[Task to complete] Will you transcribe the entries that follow, exactly and in full?

---------- Material for this task ----------

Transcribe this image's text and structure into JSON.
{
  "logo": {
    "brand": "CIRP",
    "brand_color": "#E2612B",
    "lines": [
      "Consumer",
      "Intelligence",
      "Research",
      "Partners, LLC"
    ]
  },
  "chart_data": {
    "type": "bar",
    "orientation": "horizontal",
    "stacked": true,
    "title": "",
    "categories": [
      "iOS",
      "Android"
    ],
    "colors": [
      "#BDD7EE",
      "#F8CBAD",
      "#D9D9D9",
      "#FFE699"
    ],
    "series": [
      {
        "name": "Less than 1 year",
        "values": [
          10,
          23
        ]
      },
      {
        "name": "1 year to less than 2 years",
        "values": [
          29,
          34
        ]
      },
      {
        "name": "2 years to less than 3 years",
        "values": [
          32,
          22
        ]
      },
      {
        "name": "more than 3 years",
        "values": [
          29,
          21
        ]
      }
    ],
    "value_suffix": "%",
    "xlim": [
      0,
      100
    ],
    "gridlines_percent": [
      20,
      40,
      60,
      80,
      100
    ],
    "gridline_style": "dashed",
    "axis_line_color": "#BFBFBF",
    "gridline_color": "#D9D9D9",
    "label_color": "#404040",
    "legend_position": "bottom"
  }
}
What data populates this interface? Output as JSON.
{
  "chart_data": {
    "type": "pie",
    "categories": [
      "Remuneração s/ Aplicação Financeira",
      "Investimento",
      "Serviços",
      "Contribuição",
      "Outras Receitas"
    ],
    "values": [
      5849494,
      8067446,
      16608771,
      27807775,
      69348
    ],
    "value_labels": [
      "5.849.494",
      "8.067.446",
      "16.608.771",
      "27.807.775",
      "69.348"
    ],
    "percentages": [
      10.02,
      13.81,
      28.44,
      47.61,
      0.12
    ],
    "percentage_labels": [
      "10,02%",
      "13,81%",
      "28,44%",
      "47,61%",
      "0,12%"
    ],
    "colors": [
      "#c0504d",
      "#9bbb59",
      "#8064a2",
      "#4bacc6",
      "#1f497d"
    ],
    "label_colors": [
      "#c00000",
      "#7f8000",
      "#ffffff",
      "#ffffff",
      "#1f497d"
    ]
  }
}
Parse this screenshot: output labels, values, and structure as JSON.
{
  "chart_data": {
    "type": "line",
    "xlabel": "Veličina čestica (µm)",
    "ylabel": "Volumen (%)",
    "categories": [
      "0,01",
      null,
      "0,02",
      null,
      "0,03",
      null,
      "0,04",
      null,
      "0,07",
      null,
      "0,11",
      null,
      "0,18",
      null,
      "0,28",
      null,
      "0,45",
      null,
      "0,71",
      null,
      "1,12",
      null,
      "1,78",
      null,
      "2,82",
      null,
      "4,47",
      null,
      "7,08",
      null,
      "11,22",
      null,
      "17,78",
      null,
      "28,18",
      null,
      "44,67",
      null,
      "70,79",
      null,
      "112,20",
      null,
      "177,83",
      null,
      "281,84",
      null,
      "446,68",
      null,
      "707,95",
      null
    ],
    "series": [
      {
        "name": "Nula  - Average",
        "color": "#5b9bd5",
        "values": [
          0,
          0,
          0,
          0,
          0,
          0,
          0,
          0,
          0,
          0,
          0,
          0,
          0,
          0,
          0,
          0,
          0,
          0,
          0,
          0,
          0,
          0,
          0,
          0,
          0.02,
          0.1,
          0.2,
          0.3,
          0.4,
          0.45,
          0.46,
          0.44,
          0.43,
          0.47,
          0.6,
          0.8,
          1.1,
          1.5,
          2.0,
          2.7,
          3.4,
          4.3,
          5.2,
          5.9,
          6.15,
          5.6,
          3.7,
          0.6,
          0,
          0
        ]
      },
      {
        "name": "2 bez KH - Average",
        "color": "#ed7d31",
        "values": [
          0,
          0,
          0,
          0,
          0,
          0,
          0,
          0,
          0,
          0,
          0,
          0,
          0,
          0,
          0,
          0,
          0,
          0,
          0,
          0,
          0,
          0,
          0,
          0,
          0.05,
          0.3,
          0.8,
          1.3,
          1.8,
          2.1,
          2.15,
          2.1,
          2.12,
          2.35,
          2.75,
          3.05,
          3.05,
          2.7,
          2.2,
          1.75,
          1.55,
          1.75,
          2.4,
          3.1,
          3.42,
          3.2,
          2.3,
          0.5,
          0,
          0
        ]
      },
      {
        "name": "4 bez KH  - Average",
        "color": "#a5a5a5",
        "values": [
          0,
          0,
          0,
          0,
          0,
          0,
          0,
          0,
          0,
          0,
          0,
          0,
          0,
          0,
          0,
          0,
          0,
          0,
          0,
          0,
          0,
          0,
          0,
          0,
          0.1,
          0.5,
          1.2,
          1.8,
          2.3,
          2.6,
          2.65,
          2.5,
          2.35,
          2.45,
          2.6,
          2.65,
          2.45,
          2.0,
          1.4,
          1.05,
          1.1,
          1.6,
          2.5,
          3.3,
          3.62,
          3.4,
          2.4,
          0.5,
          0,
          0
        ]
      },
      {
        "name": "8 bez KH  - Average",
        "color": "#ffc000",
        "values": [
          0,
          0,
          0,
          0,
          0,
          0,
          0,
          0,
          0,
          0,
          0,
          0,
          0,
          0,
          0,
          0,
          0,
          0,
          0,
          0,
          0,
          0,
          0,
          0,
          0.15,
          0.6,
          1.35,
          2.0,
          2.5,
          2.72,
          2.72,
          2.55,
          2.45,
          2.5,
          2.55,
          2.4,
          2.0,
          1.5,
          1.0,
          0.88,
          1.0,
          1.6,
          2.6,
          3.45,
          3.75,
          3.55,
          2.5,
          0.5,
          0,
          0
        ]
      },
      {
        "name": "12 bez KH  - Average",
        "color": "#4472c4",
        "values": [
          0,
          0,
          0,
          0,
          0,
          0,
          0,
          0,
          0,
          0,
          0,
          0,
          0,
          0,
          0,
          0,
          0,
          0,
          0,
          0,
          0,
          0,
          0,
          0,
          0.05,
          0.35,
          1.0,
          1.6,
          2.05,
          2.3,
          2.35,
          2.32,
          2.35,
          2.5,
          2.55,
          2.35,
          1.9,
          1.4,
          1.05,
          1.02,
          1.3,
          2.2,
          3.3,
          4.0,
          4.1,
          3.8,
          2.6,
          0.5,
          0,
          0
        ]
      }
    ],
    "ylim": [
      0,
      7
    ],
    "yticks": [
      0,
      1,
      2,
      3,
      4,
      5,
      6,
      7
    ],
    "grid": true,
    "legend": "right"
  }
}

----------

[Task output]
Transcribe this image's text and structure into JSON.
{
  "logo": {
    "brand": "CIRP",
    "brand_color": "#E2612B",
    "lines": [
      "Consumer",
      "Intelligence",
      "Research",
      "Partners, LLC"
    ]
  },
  "chart_data": {
    "type": "bar",
    "orientation": "horizontal",
    "stacked": true,
    "title": "",
    "categories": [
      "iOS",
      "Android"
    ],
    "colors": [
      "#BDD7EE",
      "#F8CBAD",
      "#D9D9D9",
      "#FFE699"
    ],
    "series": [
      {
        "name": "Less than 1 year",
        "values": [
          10,
          23
        ]
      },
      {
        "name": "1 year to less than 2 years",
        "values": [
          29,
          34
        ]
      },
      {
        "name": "2 years to less than 3 years",
        "values": [
          32,
          22
        ]
      },
      {
        "name": "more than 3 years",
        "values": [
          29,
          21
        ]
      }
    ],
    "value_suffix": "%",
    "xlim": [
      0,
      100
    ],
    "gridlines_percent": [
      20,
      40,
      60,
      80,
      100
    ],
    "gridline_style": "dashed",
    "axis_line_color": "#BFBFBF",
    "gridline_color": "#D9D9D9",
    "label_color": "#404040",
    "legend_position": "bottom"
  }
}
What data populates this interface? Output as JSON.
{
  "chart_data": {
    "type": "pie",
    "categories": [
      "Remuneração s/ Aplicação Financeira",
      "Investimento",
      "Serviços",
      "Contribuição",
      "Outras Receitas"
    ],
    "values": [
      5849494,
      8067446,
      16608771,
      27807775,
      69348
    ],
    "value_labels": [
      "5.849.494",
      "8.067.446",
      "16.608.771",
      "27.807.775",
      "69.348"
    ],
    "percentages": [
      10.02,
      13.81,
      28.44,
      47.61,
      0.12
    ],
    "percentage_labels": [
      "10,02%",
      "13,81%",
      "28,44%",
      "47,61%",
      "0,12%"
    ],
    "colors": [
      "#c0504d",
      "#9bbb59",
      "#8064a2",
      "#4bacc6",
      "#1f497d"
    ],
    "label_colors": [
      "#c00000",
      "#7f8000",
      "#ffffff",
      "#ffffff",
      "#1f497d"
    ]
  }
}
Parse this screenshot: output labels, values, and structure as JSON.
{
  "chart_data": {
    "type": "line",
    "xlabel": "Veličina čestica (µm)",
    "ylabel": "Volumen (%)",
    "categories": [
      "0,01",
      null,
      "0,02",
      null,
      "0,03",
      null,
      "0,04",
      null,
      "0,07",
      null,
      "0,11",
      null,
      "0,18",
      null,
      "0,28",
      null,
      "0,45",
      null,
      "0,71",
      null,
      "1,12",
      null,
      "1,78",
      null,
      "2,82",
      null,
      "4,47",
      null,
      "7,08",
      null,
      "11,22",
      null,
      "17,78",
      null,
      "28,18",
      null,
      "44,67",
      null,
      "70,79",
      null,
      "112,20",
      null,
      "177,83",
      null,
      "281,84",
      null,
      "446,68",
      null,
      "707,95",
      null
    ],
    "series": [
      {
        "name": "Nula  - Average",
        "color": "#5b9bd5",
        "values": [
          0,
          0,
          0,
          0,
          0,
          0,
          0,
          0,
          0,
          0,
          0,
          0,
          0,
          0,
          0,
          0,
          0,
          0,
          0,
          0,
          0,
          0,
          0,
          0,
          0.02,
          0.1,
          0.2,
          0.3,
          0.4,
          0.45,
          0.46,
          0.44,
          0.43,
          0.47,
          0.6,
          0.8,
          1.1,
          1.5,
          2.0,
          2.7,
          3.4,
          4.3,
          5.2,
          5.9,
          6.15,
          5.6,
          3.7,
          0.6,
          0,
          0
        ]
      },
      {
        "name": "2 bez KH - Average",
        "color": "#ed7d31",
        "values": [
          0,
          0,
          0,
          0,
          0,
          0,
          0,
          0,
          0,
          0,
          0,
          0,
          0,
          0,
          0,
          0,
          0,
          0,
          0,
          0,
          0,
          0,
          0,
          0,
          0.05,
          0.3,
          0.8,
          1.3,
          1.8,
          2.1,
          2.15,
          2.1,
          2.12,
          2.35,
          2.75,
          3.05,
          3.05,
          2.7,
          2.2,
          1.75,
          1.55,
          1.75,
          2.4,
          3.1,
          3.42,
          3.2,
          2.3,
          0.5,
          0,
          0
        ]
      },
      {
        "name": "4 bez KH  - Average",
        "color": "#a5a5a5",
        "values": [
          0,
          0,
          0,
          0,
          0,
          0,
          0,
          0,
          0,
          0,
          0,
          0,
          0,
          0,
          0,
          0,
          0,
          0,
          0,
          0,
          0,
          0,
          0,
          0,
          0.1,
          0.5,
          1.2,
          1.8,
          2.3,
          2.6,
          2.65,
          2.5,
          2.35,
          2.45,
          2.6,
          2.65,
          2.45,
          2.0,
          1.4,
          1.05,
          1.1,
          1.6,
          2.5,
          3.3,
          3.62,
          3.4,
          2.4,
          0.5,
          0,
          0
        ]
      },
      {
        "name": "8 bez KH  - Average",
        "color": "#ffc000",
        "values": [
          0,
          0,
          0,
          0,
          0,
          0,
          0,
          0,
          0,
          0,
          0,
          0,
          0,
          0,
          0,
          0,
          0,
          0,
          0,
          0,
          0,
          0,
          0,
          0,
          0.15,
          0.6,
          1.35,
          2.0,
          2.5,
          2.72,
          2.72,
          2.55,
          2.45,
          2.5,
          2.55,
          2.4,
          2.0,
          1.5,
          1.0,
          0.88,
          1.0,
          1.6,
          2.6,
          3.45,
          3.75,
          3.55,
          2.5,
          0.5,
          0,
          0
        ]
      },
      {
        "name": "12 bez KH  - Average",
        "color": "#4472c4",
        "values": [
          0,
          0,
          0,
          0,
          0,
          0,
          0,
          0,
          0,
          0,
          0,
          0,
          0,
          0,
          0,
          0,
          0,
          0,
          0,
          0,
          0,
          0,
          0,
          0,
          0.05,
          0.35,
          1.0,
          1.6,
          2.05,
          2.3,
          2.35,
          2.32,
          2.35,
          2.5,
          2.55,
          2.35,
          1.9,
          1.4,
          1.05,
          1.02,
          1.3,
          2.2,
          3.3,
          4.0,
          4.1,
          3.8,
          2.6,
          0.5,
          0,
          0
        ]
      }
    ],
    "ylim": [
      0,
      7
    ],
    "yticks": [
      0,
      1,
      2,
      3,
      4,
      5,
      6,
      7
    ],
    "grid": true,
    "legend": "right"
  }
}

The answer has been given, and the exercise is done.